• _Exercise details_:
Could every line of the data be printed exactly as it reads?
— BEGIN Material for the task —
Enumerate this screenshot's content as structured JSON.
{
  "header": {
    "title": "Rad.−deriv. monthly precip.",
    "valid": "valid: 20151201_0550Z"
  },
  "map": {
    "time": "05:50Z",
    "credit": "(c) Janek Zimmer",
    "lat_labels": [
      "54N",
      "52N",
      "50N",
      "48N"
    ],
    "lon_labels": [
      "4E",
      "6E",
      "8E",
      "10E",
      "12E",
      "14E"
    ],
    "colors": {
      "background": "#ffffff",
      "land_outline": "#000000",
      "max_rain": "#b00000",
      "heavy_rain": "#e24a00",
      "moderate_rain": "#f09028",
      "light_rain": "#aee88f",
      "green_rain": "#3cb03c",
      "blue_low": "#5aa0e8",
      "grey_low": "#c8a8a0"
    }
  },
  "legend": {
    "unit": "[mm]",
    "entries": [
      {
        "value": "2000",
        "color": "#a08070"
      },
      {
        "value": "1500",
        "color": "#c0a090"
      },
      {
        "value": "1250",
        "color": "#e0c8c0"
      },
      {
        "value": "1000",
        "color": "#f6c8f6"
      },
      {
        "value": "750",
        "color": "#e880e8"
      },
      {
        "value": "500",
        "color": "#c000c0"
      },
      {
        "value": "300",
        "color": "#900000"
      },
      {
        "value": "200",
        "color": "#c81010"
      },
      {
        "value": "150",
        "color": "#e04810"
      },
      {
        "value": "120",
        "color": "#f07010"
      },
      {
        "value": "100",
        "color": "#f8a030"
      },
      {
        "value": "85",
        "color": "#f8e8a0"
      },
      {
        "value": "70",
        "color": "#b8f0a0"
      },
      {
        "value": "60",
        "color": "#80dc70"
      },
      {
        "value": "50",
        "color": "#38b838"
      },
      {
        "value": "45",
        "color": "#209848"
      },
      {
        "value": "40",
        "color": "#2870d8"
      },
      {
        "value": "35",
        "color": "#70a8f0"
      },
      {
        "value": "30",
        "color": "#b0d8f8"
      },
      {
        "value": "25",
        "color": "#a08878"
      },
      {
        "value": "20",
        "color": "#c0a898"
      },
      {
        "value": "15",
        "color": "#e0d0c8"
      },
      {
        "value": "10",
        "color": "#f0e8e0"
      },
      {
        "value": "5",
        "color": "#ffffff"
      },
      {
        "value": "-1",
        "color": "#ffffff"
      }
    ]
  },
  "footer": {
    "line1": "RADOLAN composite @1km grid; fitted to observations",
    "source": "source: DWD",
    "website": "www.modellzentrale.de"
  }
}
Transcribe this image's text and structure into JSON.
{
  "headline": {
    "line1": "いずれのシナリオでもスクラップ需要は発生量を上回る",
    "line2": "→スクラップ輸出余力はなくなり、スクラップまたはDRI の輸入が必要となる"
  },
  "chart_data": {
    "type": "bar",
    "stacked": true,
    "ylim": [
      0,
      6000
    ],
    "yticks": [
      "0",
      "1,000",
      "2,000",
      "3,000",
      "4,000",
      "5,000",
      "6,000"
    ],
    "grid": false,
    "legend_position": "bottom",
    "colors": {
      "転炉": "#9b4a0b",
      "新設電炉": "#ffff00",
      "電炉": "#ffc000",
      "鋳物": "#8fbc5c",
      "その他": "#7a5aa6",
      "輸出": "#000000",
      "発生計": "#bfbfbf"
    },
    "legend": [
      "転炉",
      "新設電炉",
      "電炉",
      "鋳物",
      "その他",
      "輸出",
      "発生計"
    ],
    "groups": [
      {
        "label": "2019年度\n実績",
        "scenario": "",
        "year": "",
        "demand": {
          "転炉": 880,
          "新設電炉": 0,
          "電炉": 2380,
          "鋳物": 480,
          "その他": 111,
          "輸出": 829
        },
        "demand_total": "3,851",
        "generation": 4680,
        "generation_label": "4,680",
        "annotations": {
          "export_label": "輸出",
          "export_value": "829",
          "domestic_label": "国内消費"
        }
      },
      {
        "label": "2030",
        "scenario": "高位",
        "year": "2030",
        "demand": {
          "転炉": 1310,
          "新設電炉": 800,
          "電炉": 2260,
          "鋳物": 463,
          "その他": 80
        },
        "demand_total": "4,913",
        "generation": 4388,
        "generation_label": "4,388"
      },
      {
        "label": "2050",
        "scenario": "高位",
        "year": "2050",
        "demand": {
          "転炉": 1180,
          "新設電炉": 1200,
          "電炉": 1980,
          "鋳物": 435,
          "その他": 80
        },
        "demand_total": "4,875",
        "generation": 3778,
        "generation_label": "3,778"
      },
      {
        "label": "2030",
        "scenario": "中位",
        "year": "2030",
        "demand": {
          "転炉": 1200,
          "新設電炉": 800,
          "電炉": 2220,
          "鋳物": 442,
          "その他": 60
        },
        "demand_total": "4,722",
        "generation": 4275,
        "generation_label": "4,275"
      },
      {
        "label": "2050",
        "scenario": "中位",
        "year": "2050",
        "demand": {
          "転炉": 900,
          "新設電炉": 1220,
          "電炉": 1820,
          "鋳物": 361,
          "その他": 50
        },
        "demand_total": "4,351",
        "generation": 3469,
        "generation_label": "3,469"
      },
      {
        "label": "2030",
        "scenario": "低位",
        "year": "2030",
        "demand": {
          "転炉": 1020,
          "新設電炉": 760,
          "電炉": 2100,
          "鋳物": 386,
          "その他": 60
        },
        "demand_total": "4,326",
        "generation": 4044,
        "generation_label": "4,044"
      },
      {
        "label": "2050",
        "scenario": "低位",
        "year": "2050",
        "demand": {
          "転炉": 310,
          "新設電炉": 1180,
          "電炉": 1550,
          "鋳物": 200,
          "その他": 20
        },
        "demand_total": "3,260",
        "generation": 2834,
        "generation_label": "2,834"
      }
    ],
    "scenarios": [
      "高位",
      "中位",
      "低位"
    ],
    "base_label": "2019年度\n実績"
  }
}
— END Material for the task —
• _Task answer_:
Enumerate this screenshot's content as structured JSON.
{
  "header": {
    "title": "Rad.−deriv. monthly precip.",
    "valid": "valid: 20151201_0550Z"
  },
  "map": {
    "time": "05:50Z",
    "credit": "(c) Janek Zimmer",
    "lat_labels": [
      "54N",
      "52N",
      "50N",
      "48N"
    ],
    "lon_labels": [
      "4E",
      "6E",
      "8E",
      "10E",
      "12E",
      "14E"
    ],
    "colors": {
      "background": "#ffffff",
      "land_outline": "#000000",
      "max_rain": "#b00000",
      "heavy_rain": "#e24a00",
      "moderate_rain": "#f09028",
      "light_rain": "#aee88f",
      "green_rain": "#3cb03c",
      "blue_low": "#5aa0e8",
      "grey_low": "#c8a8a0"
    }
  },
  "legend": {
    "unit": "[mm]",
    "entries": [
      {
        "value": "2000",
        "color": "#a08070"
      },
      {
        "value": "1500",
        "color": "#c0a090"
      },
      {
        "value": "1250",
        "color": "#e0c8c0"
      },
      {
        "value": "1000",
        "color": "#f6c8f6"
      },
      {
        "value": "750",
        "color": "#e880e8"
      },
      {
        "value": "500",
        "color": "#c000c0"
      },
      {
        "value": "300",
        "color": "#900000"
      },
      {
        "value": "200",
        "color": "#c81010"
      },
      {
        "value": "150",
        "color": "#e04810"
      },
      {
        "value": "120",
        "color": "#f07010"
      },
      {
        "value": "100",
        "color": "#f8a030"
      },
      {
        "value": "85",
        "color": "#f8e8a0"
      },
      {
        "value": "70",
        "color": "#b8f0a0"
      },
      {
        "value": "60",
        "color": "#80dc70"
      },
      {
        "value": "50",
        "color": "#38b838"
      },
      {
        "value": "45",
        "color": "#209848"
      },
      {
        "value": "40",
        "color": "#2870d8"
      },
      {
        "value": "35",
        "color": "#70a8f0"
      },
      {
        "value": "30",
        "color": "#b0d8f8"
      },
      {
        "value": "25",
        "color": "#a08878"
      },
      {
        "value": "20",
        "color": "#c0a898"
      },
      {
        "value": "15",
        "color": "#e0d0c8"
      },
      {
        "value": "10",
        "color": "#f0e8e0"
      },
      {
        "value": "5",
        "color": "#ffffff"
      },
      {
        "value": "-1",
        "color": "#ffffff"
      }
    ]
  },
  "footer": {
    "line1": "RADOLAN composite @1km grid; fitted to observations",
    "source": "source: DWD",
    "website": "www.modellzentrale.de"
  }
}
Transcribe this image's text and structure into JSON.
{
  "headline": {
    "line1": "いずれのシナリオでもスクラップ需要は発生量を上回る",
    "line2": "→スクラップ輸出余力はなくなり、スクラップまたはDRI の輸入が必要となる"
  },
  "chart_data": {
    "type": "bar",
    "stacked": true,
    "ylim": [
      0,
      6000
    ],
    "yticks": [
      "0",
      "1,000",
      "2,000",
      "3,000",
      "4,000",
      "5,000",
      "6,000"
    ],
    "grid": false,
    "legend_position": "bottom",
    "colors": {
      "転炉": "#9b4a0b",
      "新設電炉": "#ffff00",
      "電炉": "#ffc000",
      "鋳物": "#8fbc5c",
      "その他": "#7a5aa6",
      "輸出": "#000000",
      "発生計": "#bfbfbf"
    },
    "legend": [
      "転炉",
      "新設電炉",
      "電炉",
      "鋳物",
      "その他",
      "輸出",
      "発生計"
    ],
    "groups": [
      {
        "label": "2019年度\n実績",
        "scenario": "",
        "year": "",
        "demand": {
          "転炉": 880,
          "新設電炉": 0,
          "電炉": 2380,
          "鋳物": 480,
          "その他": 111,
          "輸出": 829
        },
        "demand_total": "3,851",
        "generation": 4680,
        "generation_label": "4,680",
        "annotations": {
          "export_label": "輸出",
          "export_value": "829",
          "domestic_label": "国内消費"
        }
      },
      {
        "label": "2030",
        "scenario": "高位",
        "year": "2030",
        "demand": {
          "転炉": 1310,
          "新設電炉": 800,
          "電炉": 2260,
          "鋳物": 463,
          "その他": 80
        },
        "demand_total": "4,913",
        "generation": 4388,
        "generation_label": "4,388"
      },
      {
        "label": "2050",
        "scenario": "高位",
        "year": "2050",
        "demand": {
          "転炉": 1180,
          "新設電炉": 1200,
          "電炉": 1980,
          "鋳物": 435,
          "その他": 80
        },
        "demand_total": "4,875",
        "generation": 3778,
        "generation_label": "3,778"
      },
      {
        "label": "2030",
        "scenario": "中位",
        "year": "2030",
        "demand": {
          "転炉": 1200,
          "新設電炉": 800,
          "電炉": 2220,
          "鋳物": 442,
          "その他": 60
        },
        "demand_total": "4,722",
        "generation": 4275,
        "generation_label": "4,275"
      },
      {
        "label": "2050",
        "scenario": "中位",
        "year": "2050",
        "demand": {
          "転炉": 900,
          "新設電炉": 1220,
          "電炉": 1820,
          "鋳物": 361,
          "その他": 50
        },
        "demand_total": "4,351",
        "generation": 3469,
        "generation_label": "3,469"
      },
      {
        "label": "2030",
        "scenario": "低位",
        "year": "2030",
        "demand": {
          "転炉": 1020,
          "新設電炉": 760,
          "電炉": 2100,
          "鋳物": 386,
          "その他": 60
        },
        "demand_total": "4,326",
        "generation": 4044,
        "generation_label": "4,044"
      },
      {
        "label": "2050",
        "scenario": "低位",
        "year": "2050",
        "demand": {
          "転炉": 310,
          "新設電炉": 1180,
          "電炉": 1550,
          "鋳物": 200,
          "その他": 20
        },
        "demand_total": "3,260",
        "generation": 2834,
        "generation_label": "2,834"
      }
    ],
    "scenarios": [
      "高位",
      "中位",
      "低位"
    ],
    "base_label": "2019年度\n実績"
  }
}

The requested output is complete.